[Testo fornito]
· · ·

La bioturbazione è la rielaborazione del sedimento da parte di animali bioturbatori, per lo più piccoli invertebrati, che vivono sul fondo o infossati nella sua parte più superficiale. Le loro attività faunistiche, che comprendono lo scavo, l’ingestione e la defecazione dei granuli di sedimento, contribuiscono alla miscelazione e all’alterazione della struttura originaria del sedimento stesso. Le bioturbazioni hanno caratteristiche e morfologie diverse a seconda del tipo di bioturbatore. Quelle fossili, come appunto quelle della lastra dell’unzione, vengono denominate ichnofossili, o più semplicemente tracce fossili, e hanno una significativa importanza stratigrafica e paleoambientale. Non deve sorprendere che strutture riferibili a ichnofossili siano state individuate perfino nelle rocce che appaiono in due dipinti di Leonardo da Vinci: nella prima versione della Vergine delle rocce conservata al Musée du Louvre di Parigi e databile tra il 1483 e il 1486 e nella Madonna dei fusi, databile attorno al 1501 e conservata in una collezione privata di New York; opera tra tutte per la quale è più attendibile un intervento diretto della mano di Leonardo.
LA PIETRA DELL’UNZIONE
Ma torniamo al Mantegna. Perché non tentare di identificare il litotipo della pietra dell’unzione del Cristo morto, considerando l’area di provenienza e di consuetudine di vita dell’artista? Compito certamente non facile, tenendo conto dell’immenso ventaglio geologico che, a est del lago di Garda e a nord del corso dell’Adige, si apre dalla dorsale di Monte Pastello verso le Prealpi venete, dai Monti Lessini fino all’Altopiano di Asiago, includendo la Valpolicella e la Valpantena e giù fino ai Colli Berici, consentendo l’estrazione di materiali lapidei ornamentali, lucidabili o levigabili, che, per la loro ampia varietà di tonalità cromatiche, grana, struttura, durezza e resistenza, sono da circa trenta secoli utilizzati per costruire edifici e abbellire monumenti in Italia e all’estero.

· · ·

[Compito assegnato]
Nel testo fornito, con quale nome vengono indicate le bioturbazioni fossili?

[Estratto dei dati]
· · ·

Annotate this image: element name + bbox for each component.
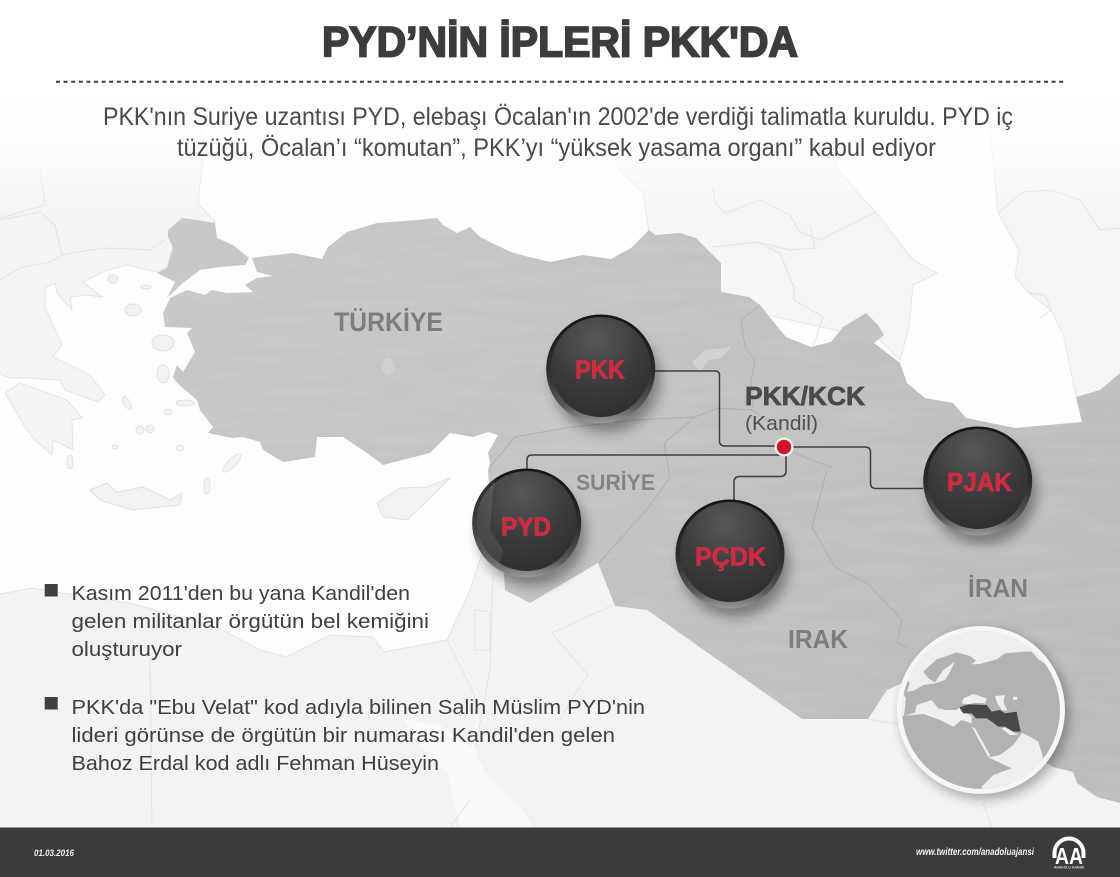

· · ·

[Risposta al compito]
Vengono denominate ichnofossili o, più semplicemente, tracce fossili.